start Entries supplied

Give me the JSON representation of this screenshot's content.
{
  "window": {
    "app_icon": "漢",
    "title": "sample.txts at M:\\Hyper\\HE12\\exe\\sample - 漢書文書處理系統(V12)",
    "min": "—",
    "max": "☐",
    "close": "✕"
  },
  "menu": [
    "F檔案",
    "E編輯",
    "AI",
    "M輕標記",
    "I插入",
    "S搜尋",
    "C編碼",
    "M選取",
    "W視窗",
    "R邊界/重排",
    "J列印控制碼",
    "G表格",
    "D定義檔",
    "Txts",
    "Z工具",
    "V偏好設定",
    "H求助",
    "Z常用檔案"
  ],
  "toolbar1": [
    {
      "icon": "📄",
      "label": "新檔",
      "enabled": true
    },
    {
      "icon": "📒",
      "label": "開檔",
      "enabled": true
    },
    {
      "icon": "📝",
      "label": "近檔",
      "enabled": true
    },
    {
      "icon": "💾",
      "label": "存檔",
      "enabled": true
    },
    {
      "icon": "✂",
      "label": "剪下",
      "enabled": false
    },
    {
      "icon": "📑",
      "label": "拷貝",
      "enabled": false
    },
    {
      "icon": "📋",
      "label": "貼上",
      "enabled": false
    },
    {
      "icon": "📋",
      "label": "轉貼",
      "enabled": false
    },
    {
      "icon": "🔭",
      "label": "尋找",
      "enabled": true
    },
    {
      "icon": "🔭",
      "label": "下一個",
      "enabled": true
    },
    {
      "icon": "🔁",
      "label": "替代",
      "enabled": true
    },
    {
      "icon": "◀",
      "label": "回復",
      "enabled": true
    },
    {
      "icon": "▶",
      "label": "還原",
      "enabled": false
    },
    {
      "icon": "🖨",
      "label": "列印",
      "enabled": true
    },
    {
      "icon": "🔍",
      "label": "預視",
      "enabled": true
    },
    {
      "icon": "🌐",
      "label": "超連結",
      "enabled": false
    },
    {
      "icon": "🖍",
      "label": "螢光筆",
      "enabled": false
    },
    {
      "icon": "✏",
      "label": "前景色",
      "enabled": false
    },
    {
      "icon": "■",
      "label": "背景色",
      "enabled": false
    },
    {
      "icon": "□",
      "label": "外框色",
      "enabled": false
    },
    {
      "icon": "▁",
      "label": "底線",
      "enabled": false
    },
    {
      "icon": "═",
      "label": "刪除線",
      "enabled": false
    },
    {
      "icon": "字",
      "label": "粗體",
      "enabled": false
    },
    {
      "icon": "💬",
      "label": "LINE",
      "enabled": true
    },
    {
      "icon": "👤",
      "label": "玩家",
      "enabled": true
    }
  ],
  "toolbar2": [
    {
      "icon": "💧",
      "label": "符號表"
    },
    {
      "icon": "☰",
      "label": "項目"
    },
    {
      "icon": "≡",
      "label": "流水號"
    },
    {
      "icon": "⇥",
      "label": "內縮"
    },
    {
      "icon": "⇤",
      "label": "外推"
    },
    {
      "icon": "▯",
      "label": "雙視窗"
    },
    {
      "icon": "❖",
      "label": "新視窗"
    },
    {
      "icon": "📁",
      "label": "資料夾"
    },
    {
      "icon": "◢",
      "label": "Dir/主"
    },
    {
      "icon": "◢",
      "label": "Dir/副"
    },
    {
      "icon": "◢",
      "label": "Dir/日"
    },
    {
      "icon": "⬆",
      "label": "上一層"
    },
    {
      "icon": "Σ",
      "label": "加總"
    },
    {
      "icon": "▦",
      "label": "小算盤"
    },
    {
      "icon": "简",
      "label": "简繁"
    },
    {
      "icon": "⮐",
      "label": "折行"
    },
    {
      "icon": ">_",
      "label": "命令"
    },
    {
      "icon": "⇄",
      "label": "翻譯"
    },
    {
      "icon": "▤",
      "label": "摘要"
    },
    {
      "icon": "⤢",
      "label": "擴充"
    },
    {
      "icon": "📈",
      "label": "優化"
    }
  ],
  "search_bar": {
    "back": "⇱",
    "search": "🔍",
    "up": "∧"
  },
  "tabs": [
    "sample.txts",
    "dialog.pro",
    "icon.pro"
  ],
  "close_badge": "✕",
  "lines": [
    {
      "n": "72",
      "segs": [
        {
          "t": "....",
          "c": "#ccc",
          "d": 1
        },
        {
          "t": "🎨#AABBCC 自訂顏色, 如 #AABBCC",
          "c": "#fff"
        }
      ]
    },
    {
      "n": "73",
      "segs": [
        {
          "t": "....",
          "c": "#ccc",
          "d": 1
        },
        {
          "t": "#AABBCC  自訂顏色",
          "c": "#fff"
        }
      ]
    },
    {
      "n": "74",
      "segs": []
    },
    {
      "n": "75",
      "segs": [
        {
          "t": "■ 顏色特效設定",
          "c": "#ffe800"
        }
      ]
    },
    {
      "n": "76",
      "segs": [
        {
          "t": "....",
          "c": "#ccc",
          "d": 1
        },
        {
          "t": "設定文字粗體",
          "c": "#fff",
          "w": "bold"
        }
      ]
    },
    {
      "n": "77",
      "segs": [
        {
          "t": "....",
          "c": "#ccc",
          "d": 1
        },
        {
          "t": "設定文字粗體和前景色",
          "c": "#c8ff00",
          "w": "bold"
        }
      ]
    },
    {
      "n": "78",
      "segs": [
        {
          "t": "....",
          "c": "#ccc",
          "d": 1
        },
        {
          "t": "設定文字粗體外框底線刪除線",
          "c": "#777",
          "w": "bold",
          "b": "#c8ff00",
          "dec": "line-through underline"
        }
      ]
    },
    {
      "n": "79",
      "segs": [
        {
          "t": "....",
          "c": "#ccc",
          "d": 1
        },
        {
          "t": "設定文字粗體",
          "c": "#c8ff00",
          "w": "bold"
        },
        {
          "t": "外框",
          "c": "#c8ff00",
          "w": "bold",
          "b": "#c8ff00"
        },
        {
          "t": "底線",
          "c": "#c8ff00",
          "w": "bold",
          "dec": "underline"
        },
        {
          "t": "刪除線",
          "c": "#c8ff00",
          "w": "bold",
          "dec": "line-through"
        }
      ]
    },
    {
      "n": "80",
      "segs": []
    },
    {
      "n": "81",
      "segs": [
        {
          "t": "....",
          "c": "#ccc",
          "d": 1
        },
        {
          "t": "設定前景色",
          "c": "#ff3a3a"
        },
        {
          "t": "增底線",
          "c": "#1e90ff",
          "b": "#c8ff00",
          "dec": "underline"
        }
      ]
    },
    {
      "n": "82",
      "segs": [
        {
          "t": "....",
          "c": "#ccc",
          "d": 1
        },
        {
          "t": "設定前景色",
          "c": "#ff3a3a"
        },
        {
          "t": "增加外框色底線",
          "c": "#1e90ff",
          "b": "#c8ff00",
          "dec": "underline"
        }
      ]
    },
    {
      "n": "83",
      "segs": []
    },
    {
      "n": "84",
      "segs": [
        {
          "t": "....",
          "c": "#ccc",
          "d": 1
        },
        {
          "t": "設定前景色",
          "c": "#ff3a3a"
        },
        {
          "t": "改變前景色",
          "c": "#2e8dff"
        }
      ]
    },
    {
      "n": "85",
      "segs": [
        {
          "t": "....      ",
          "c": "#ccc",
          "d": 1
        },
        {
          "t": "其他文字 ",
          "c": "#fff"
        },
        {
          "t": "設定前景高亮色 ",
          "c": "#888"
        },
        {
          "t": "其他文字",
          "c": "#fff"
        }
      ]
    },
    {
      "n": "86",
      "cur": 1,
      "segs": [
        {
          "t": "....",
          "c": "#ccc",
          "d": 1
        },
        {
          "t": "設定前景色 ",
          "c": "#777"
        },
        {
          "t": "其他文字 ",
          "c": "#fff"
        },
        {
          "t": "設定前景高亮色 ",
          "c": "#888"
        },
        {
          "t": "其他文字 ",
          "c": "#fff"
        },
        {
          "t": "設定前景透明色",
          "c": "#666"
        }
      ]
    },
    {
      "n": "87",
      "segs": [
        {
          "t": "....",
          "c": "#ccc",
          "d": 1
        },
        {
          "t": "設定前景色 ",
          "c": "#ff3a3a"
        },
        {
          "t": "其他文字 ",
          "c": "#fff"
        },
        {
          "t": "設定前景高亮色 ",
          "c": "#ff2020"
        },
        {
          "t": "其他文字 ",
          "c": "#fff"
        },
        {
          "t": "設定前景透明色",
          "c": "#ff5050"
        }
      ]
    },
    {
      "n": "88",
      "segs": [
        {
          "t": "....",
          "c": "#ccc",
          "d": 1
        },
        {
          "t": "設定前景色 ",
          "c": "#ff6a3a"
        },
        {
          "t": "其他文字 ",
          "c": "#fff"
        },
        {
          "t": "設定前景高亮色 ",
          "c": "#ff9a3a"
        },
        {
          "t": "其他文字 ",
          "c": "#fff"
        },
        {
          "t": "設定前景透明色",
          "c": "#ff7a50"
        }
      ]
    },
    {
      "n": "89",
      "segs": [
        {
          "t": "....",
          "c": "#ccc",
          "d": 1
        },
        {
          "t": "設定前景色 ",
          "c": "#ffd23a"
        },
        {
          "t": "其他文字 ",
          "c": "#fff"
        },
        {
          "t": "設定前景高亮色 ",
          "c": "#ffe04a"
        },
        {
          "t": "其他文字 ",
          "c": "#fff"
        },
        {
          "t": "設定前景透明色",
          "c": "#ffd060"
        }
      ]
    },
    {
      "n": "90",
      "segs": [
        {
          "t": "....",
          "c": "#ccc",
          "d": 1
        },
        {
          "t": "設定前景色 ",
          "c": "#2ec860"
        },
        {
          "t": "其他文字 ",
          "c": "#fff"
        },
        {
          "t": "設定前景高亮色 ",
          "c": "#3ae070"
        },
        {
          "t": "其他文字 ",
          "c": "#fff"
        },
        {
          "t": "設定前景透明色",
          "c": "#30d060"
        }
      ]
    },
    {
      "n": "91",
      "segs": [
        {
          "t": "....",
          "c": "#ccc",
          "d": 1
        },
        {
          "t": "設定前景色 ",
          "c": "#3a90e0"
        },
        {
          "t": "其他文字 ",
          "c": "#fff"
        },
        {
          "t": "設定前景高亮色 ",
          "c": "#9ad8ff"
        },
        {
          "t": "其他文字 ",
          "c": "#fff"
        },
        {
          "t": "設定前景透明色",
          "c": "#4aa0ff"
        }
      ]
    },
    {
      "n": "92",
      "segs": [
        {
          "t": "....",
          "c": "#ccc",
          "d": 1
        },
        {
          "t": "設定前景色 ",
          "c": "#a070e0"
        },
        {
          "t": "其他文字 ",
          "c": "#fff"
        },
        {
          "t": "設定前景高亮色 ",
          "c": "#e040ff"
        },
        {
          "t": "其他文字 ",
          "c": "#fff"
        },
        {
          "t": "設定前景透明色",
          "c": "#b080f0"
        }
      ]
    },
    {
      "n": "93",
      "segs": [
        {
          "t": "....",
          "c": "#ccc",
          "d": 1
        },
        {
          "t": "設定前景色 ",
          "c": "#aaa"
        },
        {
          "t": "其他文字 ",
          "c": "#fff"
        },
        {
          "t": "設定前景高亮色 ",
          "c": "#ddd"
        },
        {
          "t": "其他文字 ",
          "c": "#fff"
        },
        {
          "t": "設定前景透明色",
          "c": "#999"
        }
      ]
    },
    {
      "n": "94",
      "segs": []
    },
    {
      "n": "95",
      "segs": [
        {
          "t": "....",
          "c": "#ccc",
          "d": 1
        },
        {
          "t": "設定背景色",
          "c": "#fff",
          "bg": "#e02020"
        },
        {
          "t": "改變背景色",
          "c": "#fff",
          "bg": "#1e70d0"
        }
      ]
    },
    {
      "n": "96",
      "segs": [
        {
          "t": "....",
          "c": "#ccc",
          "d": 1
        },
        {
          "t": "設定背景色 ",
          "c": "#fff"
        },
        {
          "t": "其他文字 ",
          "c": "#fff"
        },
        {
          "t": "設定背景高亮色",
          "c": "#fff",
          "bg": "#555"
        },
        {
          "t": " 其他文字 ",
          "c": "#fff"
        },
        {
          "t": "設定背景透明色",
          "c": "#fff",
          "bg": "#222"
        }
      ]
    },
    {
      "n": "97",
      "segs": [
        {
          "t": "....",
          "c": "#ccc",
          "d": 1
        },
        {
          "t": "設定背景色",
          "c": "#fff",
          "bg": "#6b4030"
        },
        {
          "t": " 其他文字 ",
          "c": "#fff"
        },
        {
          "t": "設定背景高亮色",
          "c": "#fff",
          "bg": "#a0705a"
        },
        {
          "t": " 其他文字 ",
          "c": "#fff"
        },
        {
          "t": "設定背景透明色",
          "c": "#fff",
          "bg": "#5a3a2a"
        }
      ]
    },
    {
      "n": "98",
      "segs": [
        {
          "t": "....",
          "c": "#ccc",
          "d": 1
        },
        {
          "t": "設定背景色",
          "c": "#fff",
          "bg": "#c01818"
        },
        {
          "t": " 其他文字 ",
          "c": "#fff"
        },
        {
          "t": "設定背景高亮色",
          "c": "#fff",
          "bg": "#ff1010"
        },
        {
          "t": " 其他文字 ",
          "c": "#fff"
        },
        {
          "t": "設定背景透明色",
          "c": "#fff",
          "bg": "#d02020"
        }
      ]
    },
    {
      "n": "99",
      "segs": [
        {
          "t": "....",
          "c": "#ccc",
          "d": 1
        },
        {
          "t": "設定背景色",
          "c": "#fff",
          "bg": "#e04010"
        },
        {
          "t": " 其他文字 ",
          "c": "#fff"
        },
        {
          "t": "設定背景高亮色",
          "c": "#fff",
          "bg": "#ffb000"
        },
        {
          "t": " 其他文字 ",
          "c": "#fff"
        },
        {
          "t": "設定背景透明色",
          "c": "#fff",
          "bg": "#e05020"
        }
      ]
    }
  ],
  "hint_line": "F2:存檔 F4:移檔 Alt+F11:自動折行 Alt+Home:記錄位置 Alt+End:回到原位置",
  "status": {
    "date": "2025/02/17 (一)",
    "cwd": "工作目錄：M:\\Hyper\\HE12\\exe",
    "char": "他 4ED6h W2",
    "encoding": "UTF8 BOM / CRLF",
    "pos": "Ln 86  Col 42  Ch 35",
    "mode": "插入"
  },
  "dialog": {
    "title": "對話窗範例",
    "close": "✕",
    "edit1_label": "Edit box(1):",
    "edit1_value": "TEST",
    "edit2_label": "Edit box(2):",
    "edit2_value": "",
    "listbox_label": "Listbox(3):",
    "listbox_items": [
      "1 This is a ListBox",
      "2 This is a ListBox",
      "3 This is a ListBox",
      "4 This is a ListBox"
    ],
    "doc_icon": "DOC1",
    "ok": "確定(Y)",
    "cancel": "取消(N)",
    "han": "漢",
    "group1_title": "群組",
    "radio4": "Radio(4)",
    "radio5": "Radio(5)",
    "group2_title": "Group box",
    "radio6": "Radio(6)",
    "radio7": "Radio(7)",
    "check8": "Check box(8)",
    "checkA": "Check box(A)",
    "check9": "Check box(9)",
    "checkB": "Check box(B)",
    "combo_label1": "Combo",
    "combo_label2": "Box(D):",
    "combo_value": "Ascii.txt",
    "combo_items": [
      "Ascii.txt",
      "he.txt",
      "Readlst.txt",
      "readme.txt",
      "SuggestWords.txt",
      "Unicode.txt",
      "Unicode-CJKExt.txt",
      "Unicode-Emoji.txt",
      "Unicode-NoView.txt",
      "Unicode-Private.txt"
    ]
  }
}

end Entries supplied

(What you have to do) Copy every line from the entries that contains the word "Unicode".

(Answer to this task)
      "Unicode.txt",
      "Unicode-CJKExt.txt",
      "Unicode-Emoji.txt",
      "Unicode-NoView.txt",
      "Unicode-Private.txt"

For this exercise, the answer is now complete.